* _WORK TO DO_: Only the lines holding the string "Fichier" are needed. Copy each one.

+++ DATA PROVIDED

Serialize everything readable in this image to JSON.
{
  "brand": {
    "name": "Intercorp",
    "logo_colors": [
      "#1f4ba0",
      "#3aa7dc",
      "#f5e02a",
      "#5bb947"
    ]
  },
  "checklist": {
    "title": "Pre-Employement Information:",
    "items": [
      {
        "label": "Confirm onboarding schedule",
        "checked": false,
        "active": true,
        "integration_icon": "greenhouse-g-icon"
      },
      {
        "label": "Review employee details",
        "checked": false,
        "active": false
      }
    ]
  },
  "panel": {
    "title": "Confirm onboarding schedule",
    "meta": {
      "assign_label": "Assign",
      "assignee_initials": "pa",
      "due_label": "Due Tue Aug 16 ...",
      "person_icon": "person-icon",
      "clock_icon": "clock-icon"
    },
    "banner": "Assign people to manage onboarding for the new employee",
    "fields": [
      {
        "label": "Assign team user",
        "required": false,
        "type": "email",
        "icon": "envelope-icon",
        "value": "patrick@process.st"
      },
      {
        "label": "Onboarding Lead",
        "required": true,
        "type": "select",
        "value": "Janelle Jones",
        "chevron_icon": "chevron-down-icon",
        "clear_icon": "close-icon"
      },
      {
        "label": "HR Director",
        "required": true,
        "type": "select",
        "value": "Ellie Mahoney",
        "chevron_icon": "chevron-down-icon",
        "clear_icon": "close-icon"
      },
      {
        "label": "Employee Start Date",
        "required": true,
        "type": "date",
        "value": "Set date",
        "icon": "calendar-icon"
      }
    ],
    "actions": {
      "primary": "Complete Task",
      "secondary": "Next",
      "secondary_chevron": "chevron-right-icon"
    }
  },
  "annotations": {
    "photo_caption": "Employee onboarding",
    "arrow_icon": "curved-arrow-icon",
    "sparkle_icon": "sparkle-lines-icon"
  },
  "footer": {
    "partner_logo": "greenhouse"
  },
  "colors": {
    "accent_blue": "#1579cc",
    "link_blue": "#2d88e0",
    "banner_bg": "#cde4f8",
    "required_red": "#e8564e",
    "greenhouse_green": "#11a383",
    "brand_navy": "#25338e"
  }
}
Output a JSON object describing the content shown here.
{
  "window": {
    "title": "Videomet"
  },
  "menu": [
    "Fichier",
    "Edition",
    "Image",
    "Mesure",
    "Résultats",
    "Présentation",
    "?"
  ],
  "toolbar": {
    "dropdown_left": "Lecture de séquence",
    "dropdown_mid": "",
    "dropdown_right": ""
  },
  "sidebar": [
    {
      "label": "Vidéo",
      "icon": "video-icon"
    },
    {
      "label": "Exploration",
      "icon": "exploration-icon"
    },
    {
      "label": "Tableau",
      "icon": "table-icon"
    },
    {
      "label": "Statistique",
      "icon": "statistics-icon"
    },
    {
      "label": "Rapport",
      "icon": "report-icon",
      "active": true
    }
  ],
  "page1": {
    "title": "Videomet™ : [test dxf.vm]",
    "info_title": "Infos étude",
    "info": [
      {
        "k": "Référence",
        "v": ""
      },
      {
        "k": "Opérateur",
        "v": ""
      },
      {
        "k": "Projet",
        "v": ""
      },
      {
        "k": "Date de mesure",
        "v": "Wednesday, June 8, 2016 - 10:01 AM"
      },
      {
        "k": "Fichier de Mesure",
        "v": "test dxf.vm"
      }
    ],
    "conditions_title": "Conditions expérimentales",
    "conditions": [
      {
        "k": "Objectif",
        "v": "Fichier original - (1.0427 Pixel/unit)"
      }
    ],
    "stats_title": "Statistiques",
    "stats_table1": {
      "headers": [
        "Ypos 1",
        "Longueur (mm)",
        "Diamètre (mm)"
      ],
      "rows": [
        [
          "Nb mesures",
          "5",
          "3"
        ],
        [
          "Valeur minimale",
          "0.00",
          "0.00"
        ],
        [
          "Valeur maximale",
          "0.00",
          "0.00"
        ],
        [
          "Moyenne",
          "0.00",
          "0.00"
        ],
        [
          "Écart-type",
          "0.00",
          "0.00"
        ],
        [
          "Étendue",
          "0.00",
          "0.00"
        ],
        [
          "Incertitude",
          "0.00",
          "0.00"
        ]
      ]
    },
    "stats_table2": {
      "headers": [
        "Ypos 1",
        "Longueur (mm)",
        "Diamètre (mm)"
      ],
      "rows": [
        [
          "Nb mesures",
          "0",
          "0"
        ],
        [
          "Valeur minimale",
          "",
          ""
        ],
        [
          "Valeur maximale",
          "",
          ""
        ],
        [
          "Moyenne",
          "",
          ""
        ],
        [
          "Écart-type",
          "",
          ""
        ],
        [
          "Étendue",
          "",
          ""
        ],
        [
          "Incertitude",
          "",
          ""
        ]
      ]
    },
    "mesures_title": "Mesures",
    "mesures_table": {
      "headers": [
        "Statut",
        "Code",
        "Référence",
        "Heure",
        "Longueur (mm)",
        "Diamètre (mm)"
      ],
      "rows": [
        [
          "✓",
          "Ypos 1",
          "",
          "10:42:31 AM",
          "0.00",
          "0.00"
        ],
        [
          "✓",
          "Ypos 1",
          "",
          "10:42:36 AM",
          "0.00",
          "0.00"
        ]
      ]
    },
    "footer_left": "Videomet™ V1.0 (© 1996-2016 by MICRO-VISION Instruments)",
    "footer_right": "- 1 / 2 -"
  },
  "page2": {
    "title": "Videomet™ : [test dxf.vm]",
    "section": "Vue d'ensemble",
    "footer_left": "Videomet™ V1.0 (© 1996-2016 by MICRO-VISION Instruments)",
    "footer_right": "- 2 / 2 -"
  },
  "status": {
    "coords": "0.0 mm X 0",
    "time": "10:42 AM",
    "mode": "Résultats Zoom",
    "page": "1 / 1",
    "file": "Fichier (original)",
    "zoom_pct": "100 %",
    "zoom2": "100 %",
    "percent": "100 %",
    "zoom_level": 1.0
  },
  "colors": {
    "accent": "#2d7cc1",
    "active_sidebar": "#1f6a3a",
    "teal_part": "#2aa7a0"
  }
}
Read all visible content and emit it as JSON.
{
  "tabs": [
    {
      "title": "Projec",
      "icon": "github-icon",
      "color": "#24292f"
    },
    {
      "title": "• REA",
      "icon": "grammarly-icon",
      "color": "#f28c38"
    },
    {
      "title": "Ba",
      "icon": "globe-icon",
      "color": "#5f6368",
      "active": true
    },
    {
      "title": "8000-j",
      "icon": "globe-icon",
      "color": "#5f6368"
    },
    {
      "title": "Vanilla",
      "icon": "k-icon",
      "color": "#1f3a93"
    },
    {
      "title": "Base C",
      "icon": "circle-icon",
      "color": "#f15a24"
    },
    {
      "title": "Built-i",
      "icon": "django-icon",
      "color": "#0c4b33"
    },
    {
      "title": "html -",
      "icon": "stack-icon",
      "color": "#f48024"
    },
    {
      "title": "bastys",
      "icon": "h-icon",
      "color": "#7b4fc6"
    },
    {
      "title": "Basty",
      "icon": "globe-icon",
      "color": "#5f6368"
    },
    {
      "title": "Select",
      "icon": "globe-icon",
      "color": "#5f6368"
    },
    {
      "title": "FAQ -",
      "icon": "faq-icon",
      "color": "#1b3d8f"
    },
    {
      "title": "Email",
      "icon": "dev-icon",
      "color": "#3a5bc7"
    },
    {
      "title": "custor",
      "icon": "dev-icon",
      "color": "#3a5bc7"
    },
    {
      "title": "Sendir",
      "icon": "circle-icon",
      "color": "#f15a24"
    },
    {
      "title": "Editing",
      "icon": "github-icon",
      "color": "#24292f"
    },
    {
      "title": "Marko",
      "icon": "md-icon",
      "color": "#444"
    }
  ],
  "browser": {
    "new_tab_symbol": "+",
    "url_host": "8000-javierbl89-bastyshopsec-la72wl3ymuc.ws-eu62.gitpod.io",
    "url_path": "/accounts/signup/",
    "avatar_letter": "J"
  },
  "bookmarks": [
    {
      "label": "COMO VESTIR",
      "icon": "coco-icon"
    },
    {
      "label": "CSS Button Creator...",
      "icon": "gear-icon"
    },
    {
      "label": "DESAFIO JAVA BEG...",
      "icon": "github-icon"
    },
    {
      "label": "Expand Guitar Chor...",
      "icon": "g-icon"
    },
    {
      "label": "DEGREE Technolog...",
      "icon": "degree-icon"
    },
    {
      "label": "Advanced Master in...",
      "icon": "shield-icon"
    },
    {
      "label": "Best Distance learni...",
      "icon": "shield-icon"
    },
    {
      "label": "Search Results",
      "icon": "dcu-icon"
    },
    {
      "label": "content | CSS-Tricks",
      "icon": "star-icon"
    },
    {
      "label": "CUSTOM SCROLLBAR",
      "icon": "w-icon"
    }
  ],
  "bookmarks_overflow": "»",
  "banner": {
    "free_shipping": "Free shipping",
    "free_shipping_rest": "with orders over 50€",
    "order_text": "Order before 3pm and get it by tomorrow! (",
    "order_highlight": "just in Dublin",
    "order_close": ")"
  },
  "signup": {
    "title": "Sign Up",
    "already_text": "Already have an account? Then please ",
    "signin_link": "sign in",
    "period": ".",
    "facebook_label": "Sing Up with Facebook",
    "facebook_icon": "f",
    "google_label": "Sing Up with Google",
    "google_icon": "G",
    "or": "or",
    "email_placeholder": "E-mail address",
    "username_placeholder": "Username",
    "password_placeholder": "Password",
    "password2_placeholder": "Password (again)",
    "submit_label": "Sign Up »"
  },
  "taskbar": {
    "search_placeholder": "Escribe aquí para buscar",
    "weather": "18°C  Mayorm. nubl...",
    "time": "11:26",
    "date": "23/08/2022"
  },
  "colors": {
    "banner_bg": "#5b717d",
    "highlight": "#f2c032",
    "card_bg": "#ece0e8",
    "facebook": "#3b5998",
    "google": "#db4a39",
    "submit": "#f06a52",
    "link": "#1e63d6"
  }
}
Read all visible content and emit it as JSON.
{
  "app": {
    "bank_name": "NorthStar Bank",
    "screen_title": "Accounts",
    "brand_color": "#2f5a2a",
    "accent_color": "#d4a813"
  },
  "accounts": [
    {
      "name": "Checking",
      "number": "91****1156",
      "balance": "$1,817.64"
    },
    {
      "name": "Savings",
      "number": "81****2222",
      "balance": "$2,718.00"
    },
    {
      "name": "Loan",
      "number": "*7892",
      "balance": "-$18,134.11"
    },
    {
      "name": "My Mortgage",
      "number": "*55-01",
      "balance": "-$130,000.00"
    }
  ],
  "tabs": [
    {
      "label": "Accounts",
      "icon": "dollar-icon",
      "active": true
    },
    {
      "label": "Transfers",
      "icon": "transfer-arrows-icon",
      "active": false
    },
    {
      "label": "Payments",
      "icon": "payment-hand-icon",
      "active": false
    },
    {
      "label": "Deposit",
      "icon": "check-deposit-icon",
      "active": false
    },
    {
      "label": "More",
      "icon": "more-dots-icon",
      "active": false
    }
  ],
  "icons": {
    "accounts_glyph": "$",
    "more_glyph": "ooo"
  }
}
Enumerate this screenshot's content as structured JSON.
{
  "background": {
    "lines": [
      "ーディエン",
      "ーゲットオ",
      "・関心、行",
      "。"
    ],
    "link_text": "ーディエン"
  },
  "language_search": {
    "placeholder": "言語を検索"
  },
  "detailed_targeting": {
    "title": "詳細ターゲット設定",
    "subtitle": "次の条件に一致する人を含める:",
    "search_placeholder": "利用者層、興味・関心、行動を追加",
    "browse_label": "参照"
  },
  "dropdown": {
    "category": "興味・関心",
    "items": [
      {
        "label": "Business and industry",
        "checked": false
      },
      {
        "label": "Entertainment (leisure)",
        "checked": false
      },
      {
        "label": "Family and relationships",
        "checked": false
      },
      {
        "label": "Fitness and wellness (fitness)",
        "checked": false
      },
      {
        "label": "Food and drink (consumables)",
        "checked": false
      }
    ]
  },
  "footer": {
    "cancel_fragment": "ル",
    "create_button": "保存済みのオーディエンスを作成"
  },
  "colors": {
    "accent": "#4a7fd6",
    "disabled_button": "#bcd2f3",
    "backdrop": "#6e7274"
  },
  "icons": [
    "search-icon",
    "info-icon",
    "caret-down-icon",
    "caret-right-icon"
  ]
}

++++++

* _COMPLETED EXERCISE_:
    "Fichier",
        "k": "Fichier de Mesure",
        "v": "Fichier original - (1.0427 Pixel/unit)"
    "file": "Fichier (original)",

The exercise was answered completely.